Whenever a line contains the string "this", copy it out of the entries.

—————

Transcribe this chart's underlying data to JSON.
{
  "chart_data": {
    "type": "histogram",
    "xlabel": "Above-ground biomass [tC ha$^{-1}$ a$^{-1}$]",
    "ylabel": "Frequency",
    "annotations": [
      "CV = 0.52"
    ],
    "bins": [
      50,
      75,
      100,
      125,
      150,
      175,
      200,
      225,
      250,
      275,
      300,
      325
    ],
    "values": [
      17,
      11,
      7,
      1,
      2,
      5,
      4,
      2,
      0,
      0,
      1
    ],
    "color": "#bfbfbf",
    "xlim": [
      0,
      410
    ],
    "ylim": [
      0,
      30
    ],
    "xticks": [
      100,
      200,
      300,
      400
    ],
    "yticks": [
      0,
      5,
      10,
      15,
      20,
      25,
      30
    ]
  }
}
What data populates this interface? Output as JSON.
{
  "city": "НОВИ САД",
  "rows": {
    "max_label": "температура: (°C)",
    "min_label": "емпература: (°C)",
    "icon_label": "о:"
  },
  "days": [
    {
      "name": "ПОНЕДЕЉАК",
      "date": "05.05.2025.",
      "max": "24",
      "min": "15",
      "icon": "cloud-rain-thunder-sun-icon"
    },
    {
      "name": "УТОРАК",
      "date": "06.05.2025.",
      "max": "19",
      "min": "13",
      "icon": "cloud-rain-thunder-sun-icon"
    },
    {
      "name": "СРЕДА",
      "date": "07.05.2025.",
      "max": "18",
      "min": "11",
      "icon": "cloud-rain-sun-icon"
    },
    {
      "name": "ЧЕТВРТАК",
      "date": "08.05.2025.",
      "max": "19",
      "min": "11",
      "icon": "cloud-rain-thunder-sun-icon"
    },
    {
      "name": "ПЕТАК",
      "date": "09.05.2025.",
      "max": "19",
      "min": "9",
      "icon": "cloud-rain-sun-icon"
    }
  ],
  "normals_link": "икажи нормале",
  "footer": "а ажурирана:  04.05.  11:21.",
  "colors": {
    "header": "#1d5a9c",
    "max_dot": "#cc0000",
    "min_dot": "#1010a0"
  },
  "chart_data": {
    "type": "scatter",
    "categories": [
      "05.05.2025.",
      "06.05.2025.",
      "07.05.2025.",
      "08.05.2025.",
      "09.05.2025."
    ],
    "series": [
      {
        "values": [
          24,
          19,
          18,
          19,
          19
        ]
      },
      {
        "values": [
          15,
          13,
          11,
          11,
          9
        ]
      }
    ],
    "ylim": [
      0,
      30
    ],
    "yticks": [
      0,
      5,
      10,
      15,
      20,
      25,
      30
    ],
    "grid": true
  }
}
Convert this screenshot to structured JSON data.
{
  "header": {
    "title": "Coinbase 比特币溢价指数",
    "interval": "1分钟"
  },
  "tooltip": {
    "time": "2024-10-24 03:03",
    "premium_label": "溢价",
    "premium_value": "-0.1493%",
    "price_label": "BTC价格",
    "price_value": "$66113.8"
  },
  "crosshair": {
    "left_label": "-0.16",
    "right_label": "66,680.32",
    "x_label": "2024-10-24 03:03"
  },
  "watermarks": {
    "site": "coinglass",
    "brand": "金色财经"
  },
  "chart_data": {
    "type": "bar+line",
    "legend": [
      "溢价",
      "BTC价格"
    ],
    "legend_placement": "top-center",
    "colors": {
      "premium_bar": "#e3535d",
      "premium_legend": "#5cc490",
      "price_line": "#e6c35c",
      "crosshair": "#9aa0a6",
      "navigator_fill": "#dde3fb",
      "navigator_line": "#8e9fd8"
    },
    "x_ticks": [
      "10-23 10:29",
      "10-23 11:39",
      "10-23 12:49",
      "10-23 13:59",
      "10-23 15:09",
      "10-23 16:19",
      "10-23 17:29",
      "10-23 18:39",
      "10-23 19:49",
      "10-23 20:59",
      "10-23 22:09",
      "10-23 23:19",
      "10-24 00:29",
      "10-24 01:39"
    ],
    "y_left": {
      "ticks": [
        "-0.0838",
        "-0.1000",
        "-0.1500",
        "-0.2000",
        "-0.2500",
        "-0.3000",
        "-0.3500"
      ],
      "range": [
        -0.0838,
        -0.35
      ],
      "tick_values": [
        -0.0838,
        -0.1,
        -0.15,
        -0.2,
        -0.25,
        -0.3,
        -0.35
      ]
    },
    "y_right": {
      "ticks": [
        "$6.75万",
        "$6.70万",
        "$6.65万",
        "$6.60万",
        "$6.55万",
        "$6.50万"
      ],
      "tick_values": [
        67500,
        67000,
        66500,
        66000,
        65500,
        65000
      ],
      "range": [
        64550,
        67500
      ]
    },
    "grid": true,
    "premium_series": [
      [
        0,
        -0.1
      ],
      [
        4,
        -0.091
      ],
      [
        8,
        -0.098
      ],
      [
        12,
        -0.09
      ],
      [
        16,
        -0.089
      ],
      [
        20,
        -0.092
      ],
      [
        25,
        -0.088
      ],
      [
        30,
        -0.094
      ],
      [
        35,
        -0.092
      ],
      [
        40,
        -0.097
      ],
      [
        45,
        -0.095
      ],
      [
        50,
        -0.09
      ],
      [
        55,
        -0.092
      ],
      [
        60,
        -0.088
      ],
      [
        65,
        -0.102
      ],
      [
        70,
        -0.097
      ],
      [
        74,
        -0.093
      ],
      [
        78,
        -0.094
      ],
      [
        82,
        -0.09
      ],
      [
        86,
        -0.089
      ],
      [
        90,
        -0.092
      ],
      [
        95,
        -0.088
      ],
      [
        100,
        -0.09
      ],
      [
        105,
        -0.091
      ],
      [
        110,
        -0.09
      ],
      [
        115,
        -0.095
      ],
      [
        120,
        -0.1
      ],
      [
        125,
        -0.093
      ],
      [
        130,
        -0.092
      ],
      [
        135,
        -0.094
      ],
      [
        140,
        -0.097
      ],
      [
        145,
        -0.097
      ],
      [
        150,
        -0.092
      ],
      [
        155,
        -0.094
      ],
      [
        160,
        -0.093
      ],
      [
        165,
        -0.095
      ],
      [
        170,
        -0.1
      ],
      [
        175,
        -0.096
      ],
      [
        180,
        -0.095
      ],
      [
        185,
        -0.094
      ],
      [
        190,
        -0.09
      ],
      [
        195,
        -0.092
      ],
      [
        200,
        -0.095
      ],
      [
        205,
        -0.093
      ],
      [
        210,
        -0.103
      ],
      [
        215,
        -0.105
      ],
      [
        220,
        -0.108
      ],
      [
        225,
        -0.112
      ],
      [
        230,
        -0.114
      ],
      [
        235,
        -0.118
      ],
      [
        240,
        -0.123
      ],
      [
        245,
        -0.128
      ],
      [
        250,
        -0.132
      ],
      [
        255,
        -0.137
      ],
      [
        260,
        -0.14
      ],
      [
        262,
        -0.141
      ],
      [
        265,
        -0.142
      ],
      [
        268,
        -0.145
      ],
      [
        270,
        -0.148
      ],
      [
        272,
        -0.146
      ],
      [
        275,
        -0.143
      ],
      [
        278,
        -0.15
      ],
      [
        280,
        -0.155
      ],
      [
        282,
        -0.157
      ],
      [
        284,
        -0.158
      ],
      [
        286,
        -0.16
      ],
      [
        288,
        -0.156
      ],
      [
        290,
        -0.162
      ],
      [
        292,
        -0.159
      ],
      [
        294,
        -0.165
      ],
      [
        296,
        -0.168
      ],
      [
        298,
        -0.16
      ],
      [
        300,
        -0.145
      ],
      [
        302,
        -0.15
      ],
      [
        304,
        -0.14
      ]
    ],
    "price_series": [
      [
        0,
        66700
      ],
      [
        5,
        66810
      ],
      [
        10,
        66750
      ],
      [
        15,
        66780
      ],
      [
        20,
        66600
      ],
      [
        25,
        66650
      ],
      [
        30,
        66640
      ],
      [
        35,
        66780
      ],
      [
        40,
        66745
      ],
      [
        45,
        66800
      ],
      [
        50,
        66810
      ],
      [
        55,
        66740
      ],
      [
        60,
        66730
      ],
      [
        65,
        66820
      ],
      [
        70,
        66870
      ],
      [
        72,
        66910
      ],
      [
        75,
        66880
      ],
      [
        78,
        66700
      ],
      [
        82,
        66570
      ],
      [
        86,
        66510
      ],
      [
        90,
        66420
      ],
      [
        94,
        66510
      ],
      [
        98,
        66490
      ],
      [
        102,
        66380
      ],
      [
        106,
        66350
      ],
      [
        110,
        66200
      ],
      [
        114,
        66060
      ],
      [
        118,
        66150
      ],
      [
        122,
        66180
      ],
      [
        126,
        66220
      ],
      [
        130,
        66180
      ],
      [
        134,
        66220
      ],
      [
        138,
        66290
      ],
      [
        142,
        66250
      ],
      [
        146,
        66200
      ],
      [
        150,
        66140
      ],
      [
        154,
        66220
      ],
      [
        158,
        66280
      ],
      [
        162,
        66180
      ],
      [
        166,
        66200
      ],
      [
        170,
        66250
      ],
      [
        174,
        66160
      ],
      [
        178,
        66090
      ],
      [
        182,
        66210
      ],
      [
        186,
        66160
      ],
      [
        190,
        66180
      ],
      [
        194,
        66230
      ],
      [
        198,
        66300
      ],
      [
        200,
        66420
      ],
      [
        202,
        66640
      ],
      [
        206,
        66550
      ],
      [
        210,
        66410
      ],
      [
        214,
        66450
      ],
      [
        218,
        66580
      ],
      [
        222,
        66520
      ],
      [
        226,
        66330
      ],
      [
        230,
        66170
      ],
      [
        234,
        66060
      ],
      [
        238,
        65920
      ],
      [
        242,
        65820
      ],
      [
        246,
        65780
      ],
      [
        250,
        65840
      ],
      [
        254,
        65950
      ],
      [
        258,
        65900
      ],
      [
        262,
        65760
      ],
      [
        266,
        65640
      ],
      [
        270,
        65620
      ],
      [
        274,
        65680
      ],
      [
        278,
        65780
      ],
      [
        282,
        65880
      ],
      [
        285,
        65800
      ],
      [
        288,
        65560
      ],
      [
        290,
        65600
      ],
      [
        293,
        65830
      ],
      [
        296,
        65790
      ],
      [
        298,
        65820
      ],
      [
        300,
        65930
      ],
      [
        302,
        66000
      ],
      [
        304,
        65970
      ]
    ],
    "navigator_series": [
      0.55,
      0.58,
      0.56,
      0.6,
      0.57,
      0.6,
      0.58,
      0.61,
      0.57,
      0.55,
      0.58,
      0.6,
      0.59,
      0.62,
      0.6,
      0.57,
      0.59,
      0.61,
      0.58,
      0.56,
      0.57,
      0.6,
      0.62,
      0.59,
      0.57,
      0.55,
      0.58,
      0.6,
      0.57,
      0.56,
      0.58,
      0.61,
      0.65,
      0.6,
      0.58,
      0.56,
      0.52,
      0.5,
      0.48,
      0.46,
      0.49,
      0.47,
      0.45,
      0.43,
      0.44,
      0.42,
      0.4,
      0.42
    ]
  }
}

—————

- **Solution to the exercise**:
Transcribe this chart's underlying data to JSON.
What data populates this interface? Output as JSON.
Convert this screenshot to structured JSON data.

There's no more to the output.